> **THE PROBLEM**: Every line below should be repeated exactly.

— start RECORDS PROVIDED —

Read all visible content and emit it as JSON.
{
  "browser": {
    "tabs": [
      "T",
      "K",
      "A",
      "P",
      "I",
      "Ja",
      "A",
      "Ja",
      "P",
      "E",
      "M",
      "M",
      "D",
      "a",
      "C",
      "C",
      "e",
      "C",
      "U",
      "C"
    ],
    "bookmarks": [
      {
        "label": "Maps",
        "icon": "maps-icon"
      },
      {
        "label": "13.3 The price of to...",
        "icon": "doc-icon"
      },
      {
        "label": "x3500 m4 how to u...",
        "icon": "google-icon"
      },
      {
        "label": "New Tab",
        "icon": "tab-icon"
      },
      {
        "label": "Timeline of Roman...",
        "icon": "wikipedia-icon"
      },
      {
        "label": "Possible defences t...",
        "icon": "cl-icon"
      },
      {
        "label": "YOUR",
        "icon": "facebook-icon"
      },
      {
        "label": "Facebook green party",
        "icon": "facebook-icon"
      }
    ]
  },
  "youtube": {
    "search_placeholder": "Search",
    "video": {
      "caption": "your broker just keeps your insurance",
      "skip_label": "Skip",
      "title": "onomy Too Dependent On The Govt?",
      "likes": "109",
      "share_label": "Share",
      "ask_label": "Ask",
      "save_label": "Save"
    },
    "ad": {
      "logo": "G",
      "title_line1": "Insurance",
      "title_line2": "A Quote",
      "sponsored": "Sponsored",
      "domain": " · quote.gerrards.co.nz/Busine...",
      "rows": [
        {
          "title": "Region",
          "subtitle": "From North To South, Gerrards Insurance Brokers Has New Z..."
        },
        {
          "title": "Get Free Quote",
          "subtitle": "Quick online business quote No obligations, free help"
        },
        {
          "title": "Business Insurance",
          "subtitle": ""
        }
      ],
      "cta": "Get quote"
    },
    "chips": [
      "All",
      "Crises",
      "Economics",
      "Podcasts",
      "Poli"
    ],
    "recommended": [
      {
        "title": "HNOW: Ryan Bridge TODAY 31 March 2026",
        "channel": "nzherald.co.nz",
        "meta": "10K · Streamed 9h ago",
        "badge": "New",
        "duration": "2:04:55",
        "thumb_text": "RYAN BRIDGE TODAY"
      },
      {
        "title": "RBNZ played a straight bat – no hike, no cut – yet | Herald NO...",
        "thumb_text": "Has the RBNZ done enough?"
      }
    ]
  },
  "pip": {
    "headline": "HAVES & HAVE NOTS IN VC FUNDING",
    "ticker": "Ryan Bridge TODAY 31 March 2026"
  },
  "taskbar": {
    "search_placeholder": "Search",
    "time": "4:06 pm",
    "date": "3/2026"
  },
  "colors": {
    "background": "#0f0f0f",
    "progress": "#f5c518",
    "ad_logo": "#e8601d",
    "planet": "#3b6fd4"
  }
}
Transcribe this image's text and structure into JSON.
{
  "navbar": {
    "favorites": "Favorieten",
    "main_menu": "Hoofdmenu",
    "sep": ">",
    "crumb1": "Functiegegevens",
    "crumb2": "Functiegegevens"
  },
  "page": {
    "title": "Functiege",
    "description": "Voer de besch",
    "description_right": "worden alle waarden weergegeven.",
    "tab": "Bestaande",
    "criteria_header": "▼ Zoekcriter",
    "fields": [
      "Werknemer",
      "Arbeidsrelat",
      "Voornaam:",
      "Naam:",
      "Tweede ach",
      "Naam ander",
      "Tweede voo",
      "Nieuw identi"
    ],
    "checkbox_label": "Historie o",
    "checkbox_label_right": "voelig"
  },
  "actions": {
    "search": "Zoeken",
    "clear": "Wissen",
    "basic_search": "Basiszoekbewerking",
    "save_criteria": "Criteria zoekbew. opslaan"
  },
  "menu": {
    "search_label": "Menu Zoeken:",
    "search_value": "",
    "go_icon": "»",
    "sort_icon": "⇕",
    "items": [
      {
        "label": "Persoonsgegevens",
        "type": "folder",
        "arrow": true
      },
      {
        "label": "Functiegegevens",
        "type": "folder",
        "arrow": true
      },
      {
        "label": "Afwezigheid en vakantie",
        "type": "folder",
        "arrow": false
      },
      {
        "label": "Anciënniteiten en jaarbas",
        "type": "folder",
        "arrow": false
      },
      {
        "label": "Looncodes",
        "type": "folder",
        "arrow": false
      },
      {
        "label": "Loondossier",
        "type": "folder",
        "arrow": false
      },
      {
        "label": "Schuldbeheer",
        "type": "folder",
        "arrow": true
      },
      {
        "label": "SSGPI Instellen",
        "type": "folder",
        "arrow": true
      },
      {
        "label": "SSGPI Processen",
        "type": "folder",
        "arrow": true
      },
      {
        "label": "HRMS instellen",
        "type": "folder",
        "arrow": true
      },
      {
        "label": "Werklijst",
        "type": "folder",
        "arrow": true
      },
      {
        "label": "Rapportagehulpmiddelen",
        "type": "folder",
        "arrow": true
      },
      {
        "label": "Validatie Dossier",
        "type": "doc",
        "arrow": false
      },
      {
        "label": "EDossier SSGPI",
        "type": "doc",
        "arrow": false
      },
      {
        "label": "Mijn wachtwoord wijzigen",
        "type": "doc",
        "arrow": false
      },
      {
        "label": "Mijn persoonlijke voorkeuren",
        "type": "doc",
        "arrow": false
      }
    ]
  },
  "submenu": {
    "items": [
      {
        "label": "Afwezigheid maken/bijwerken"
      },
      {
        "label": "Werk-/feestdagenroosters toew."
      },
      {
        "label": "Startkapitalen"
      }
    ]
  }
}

— end RECORDS PROVIDED —

> **CORRECT ANSWER**:
Read all visible content and emit it as JSON.
{
  "browser": {
    "tabs": [
      "T",
      "K",
      "A",
      "P",
      "I",
      "Ja",
      "A",
      "Ja",
      "P",
      "E",
      "M",
      "M",
      "D",
      "a",
      "C",
      "C",
      "e",
      "C",
      "U",
      "C"
    ],
    "bookmarks": [
      {
        "label": "Maps",
        "icon": "maps-icon"
      },
      {
        "label": "13.3 The price of to...",
        "icon": "doc-icon"
      },
      {
        "label": "x3500 m4 how to u...",
        "icon": "google-icon"
      },
      {
        "label": "New Tab",
        "icon": "tab-icon"
      },
      {
        "label": "Timeline of Roman...",
        "icon": "wikipedia-icon"
      },
      {
        "label": "Possible defences t...",
        "icon": "cl-icon"
      },
      {
        "label": "YOUR",
        "icon": "facebook-icon"
      },
      {
        "label": "Facebook green party",
        "icon": "facebook-icon"
      }
    ]
  },
  "youtube": {
    "search_placeholder": "Search",
    "video": {
      "caption": "your broker just keeps your insurance",
      "skip_label": "Skip",
      "title": "onomy Too Dependent On The Govt?",
      "likes": "109",
      "share_label": "Share",
      "ask_label": "Ask",
      "save_label": "Save"
    },
    "ad": {
      "logo": "G",
      "title_line1": "Insurance",
      "title_line2": "A Quote",
      "sponsored": "Sponsored",
      "domain": " · quote.gerrards.co.nz/Busine...",
      "rows": [
        {
          "title": "Region",
          "subtitle": "From North To South, Gerrards Insurance Brokers Has New Z..."
        },
        {
          "title": "Get Free Quote",
          "subtitle": "Quick online business quote No obligations, free help"
        },
        {
          "title": "Business Insurance",
          "subtitle": ""
        }
      ],
      "cta": "Get quote"
    },
    "chips": [
      "All",
      "Crises",
      "Economics",
      "Podcasts",
      "Poli"
    ],
    "recommended": [
      {
        "title": "HNOW: Ryan Bridge TODAY 31 March 2026",
        "channel": "nzherald.co.nz",
        "meta": "10K · Streamed 9h ago",
        "badge": "New",
        "duration": "2:04:55",
        "thumb_text": "RYAN BRIDGE TODAY"
      },
      {
        "title": "RBNZ played a straight bat – no hike, no cut – yet | Herald NO...",
        "thumb_text": "Has the RBNZ done enough?"
      }
    ]
  },
  "pip": {
    "headline": "HAVES & HAVE NOTS IN VC FUNDING",
    "ticker": "Ryan Bridge TODAY 31 March 2026"
  },
  "taskbar": {
    "search_placeholder": "Search",
    "time": "4:06 pm",
    "date": "3/2026"
  },
  "colors": {
    "background": "#0f0f0f",
    "progress": "#f5c518",
    "ad_logo": "#e8601d",
    "planet": "#3b6fd4"
  }
}
Transcribe this image's text and structure into JSON.
{
  "navbar": {
    "favorites": "Favorieten",
    "main_menu": "Hoofdmenu",
    "sep": ">",
    "crumb1": "Functiegegevens",
    "crumb2": "Functiegegevens"
  },
  "page": {
    "title": "Functiege",
    "description": "Voer de besch",
    "description_right": "worden alle waarden weergegeven.",
    "tab": "Bestaande",
    "criteria_header": "▼ Zoekcriter",
    "fields": [
      "Werknemer",
      "Arbeidsrelat",
      "Voornaam:",
      "Naam:",
      "Tweede ach",
      "Naam ander",
      "Tweede voo",
      "Nieuw identi"
    ],
    "checkbox_label": "Historie o",
    "checkbox_label_right": "voelig"
  },
  "actions": {
    "search": "Zoeken",
    "clear": "Wissen",
    "basic_search": "Basiszoekbewerking",
    "save_criteria": "Criteria zoekbew. opslaan"
  },
  "menu": {
    "search_label": "Menu Zoeken:",
    "search_value": "",
    "go_icon": "»",
    "sort_icon": "⇕",
    "items": [
      {
        "label": "Persoonsgegevens",
        "type": "folder",
        "arrow": true
      },
      {
        "label": "Functiegegevens",
        "type": "folder",
        "arrow": true
      },
      {
        "label": "Afwezigheid en vakantie",
        "type": "folder",
        "arrow": false
      },
      {
        "label": "Anciënniteiten en jaarbas",
        "type": "folder",
        "arrow": false
      },
      {
        "label": "Looncodes",
        "type": "folder",
        "arrow": false
      },
      {
        "label": "Loondossier",
        "type": "folder",
        "arrow": false
      },
      {
        "label": "Schuldbeheer",
        "type": "folder",
        "arrow": true
      },
      {
        "label": "SSGPI Instellen",
        "type": "folder",
        "arrow": true
      },
      {
        "label": "SSGPI Processen",
        "type": "folder",
        "arrow": true
      },
      {
        "label": "HRMS instellen",
        "type": "folder",
        "arrow": true
      },
      {
        "label": "Werklijst",
        "type": "folder",
        "arrow": true
      },
      {
        "label": "Rapportagehulpmiddelen",
        "type": "folder",
        "arrow": true
      },
      {
        "label": "Validatie Dossier",
        "type": "doc",
        "arrow": false
      },
      {
        "label": "EDossier SSGPI",
        "type": "doc",
        "arrow": false
      },
      {
        "label": "Mijn wachtwoord wijzigen",
        "type": "doc",
        "arrow": false
      },
      {
        "label": "Mijn persoonlijke voorkeuren",
        "type": "doc",
        "arrow": false
      }
    ]
  },
  "submenu": {
    "items": [
      {
        "label": "Afwezigheid maken/bijwerken"
      },
      {
        "label": "Werk-/feestdagenroosters toew."
      },
      {
        "label": "Startkapitalen"
      }
    ]
  }
}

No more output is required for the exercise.